▶ [Instructions to follow] Reproduce each record below exactly as written.
* * *
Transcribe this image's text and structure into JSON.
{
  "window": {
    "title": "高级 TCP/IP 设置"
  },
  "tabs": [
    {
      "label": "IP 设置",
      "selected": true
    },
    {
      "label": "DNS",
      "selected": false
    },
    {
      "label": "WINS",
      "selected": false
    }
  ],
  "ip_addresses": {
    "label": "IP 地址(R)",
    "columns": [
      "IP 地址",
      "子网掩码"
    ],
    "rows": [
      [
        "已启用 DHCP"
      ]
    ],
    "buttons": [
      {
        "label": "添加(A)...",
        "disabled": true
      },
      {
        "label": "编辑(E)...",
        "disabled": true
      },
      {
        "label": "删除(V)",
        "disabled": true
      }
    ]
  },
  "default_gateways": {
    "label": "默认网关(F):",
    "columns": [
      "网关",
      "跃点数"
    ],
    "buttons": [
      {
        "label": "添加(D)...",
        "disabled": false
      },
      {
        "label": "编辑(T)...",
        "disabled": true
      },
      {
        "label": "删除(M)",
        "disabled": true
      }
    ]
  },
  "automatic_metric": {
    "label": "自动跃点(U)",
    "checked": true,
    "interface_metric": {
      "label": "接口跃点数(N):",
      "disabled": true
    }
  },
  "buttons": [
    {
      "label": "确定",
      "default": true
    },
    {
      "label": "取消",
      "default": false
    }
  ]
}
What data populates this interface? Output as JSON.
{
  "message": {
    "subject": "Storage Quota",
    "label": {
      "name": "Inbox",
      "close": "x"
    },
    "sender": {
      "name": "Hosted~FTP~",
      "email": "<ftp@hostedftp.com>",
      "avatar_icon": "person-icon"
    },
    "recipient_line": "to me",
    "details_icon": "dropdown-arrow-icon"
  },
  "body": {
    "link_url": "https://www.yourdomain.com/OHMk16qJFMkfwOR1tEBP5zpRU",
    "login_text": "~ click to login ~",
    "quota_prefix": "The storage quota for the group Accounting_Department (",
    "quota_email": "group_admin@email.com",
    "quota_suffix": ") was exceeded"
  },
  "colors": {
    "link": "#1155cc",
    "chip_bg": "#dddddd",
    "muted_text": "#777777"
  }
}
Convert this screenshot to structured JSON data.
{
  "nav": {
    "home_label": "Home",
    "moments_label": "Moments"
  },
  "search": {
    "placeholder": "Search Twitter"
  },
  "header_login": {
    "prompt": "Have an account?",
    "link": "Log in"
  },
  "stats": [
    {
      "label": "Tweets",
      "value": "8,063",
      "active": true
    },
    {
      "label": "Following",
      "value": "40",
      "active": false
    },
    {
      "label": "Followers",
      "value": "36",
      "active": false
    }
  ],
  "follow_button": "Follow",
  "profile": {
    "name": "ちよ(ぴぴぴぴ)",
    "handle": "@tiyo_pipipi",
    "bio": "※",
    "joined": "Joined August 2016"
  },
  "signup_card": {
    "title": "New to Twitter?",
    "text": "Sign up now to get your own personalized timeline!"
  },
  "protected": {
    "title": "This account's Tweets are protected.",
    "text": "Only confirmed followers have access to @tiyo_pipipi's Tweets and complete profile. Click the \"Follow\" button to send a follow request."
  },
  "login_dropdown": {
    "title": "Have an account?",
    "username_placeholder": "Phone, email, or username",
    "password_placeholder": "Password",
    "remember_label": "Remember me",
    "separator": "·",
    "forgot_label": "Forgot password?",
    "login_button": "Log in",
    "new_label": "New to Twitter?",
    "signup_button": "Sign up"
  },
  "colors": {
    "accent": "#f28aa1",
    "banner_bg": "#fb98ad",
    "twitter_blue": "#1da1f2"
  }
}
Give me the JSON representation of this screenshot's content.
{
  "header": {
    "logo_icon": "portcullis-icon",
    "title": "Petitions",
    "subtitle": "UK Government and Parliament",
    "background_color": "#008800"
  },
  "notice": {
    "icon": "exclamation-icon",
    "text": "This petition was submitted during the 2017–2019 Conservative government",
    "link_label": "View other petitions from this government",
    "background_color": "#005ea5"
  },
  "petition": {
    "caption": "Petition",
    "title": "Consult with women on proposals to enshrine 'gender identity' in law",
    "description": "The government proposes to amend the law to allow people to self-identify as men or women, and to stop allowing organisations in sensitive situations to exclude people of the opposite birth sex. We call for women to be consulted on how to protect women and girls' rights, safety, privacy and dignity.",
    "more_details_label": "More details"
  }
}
* * *
▶ [Exercise output]
Transcribe this image's text and structure into JSON.
{
  "window": {
    "title": "高级 TCP/IP 设置"
  },
  "tabs": [
    {
      "label": "IP 设置",
      "selected": true
    },
    {
      "label": "DNS",
      "selected": false
    },
    {
      "label": "WINS",
      "selected": false
    }
  ],
  "ip_addresses": {
    "label": "IP 地址(R)",
    "columns": [
      "IP 地址",
      "子网掩码"
    ],
    "rows": [
      [
        "已启用 DHCP"
      ]
    ],
    "buttons": [
      {
        "label": "添加(A)...",
        "disabled": true
      },
      {
        "label": "编辑(E)...",
        "disabled": true
      },
      {
        "label": "删除(V)",
        "disabled": true
      }
    ]
  },
  "default_gateways": {
    "label": "默认网关(F):",
    "columns": [
      "网关",
      "跃点数"
    ],
    "buttons": [
      {
        "label": "添加(D)...",
        "disabled": false
      },
      {
        "label": "编辑(T)...",
        "disabled": true
      },
      {
        "label": "删除(M)",
        "disabled": true
      }
    ]
  },
  "automatic_metric": {
    "label": "自动跃点(U)",
    "checked": true,
    "interface_metric": {
      "label": "接口跃点数(N):",
      "disabled": true
    }
  },
  "buttons": [
    {
      "label": "确定",
      "default": true
    },
    {
      "label": "取消",
      "default": false
    }
  ]
}
What data populates this interface? Output as JSON.
{
  "message": {
    "subject": "Storage Quota",
    "label": {
      "name": "Inbox",
      "close": "x"
    },
    "sender": {
      "name": "Hosted~FTP~",
      "email": "<ftp@hostedftp.com>",
      "avatar_icon": "person-icon"
    },
    "recipient_line": "to me",
    "details_icon": "dropdown-arrow-icon"
  },
  "body": {
    "link_url": "https://www.yourdomain.com/OHMk16qJFMkfwOR1tEBP5zpRU",
    "login_text": "~ click to login ~",
    "quota_prefix": "The storage quota for the group Accounting_Department (",
    "quota_email": "group_admin@email.com",
    "quota_suffix": ") was exceeded"
  },
  "colors": {
    "link": "#1155cc",
    "chip_bg": "#dddddd",
    "muted_text": "#777777"
  }
}
Convert this screenshot to structured JSON data.
{
  "nav": {
    "home_label": "Home",
    "moments_label": "Moments"
  },
  "search": {
    "placeholder": "Search Twitter"
  },
  "header_login": {
    "prompt": "Have an account?",
    "link": "Log in"
  },
  "stats": [
    {
      "label": "Tweets",
      "value": "8,063",
      "active": true
    },
    {
      "label": "Following",
      "value": "40",
      "active": false
    },
    {
      "label": "Followers",
      "value": "36",
      "active": false
    }
  ],
  "follow_button": "Follow",
  "profile": {
    "name": "ちよ(ぴぴぴぴ)",
    "handle": "@tiyo_pipipi",
    "bio": "※",
    "joined": "Joined August 2016"
  },
  "signup_card": {
    "title": "New to Twitter?",
    "text": "Sign up now to get your own personalized timeline!"
  },
  "protected": {
    "title": "This account's Tweets are protected.",
    "text": "Only confirmed followers have access to @tiyo_pipipi's Tweets and complete profile. Click the \"Follow\" button to send a follow request."
  },
  "login_dropdown": {
    "title": "Have an account?",
    "username_placeholder": "Phone, email, or username",
    "password_placeholder": "Password",
    "remember_label": "Remember me",
    "separator": "·",
    "forgot_label": "Forgot password?",
    "login_button": "Log in",
    "new_label": "New to Twitter?",
    "signup_button": "Sign up"
  },
  "colors": {
    "accent": "#f28aa1",
    "banner_bg": "#fb98ad",
    "twitter_blue": "#1da1f2"
  }
}
Give me the JSON representation of this screenshot's content.
{
  "header": {
    "logo_icon": "portcullis-icon",
    "title": "Petitions",
    "subtitle": "UK Government and Parliament",
    "background_color": "#008800"
  },
  "notice": {
    "icon": "exclamation-icon",
    "text": "This petition was submitted during the 2017–2019 Conservative government",
    "link_label": "View other petitions from this government",
    "background_color": "#005ea5"
  },
  "petition": {
    "caption": "Petition",
    "title": "Consult with women on proposals to enshrine 'gender identity' in law",
    "description": "The government proposes to amend the law to allow people to self-identify as men or women, and to stop allowing organisations in sensitive situations to exclude people of the opposite birth sex. We call for women to be consulted on how to protect women and girls' rights, safety, privacy and dignity.",
    "more_details_label": "More details"
  }
}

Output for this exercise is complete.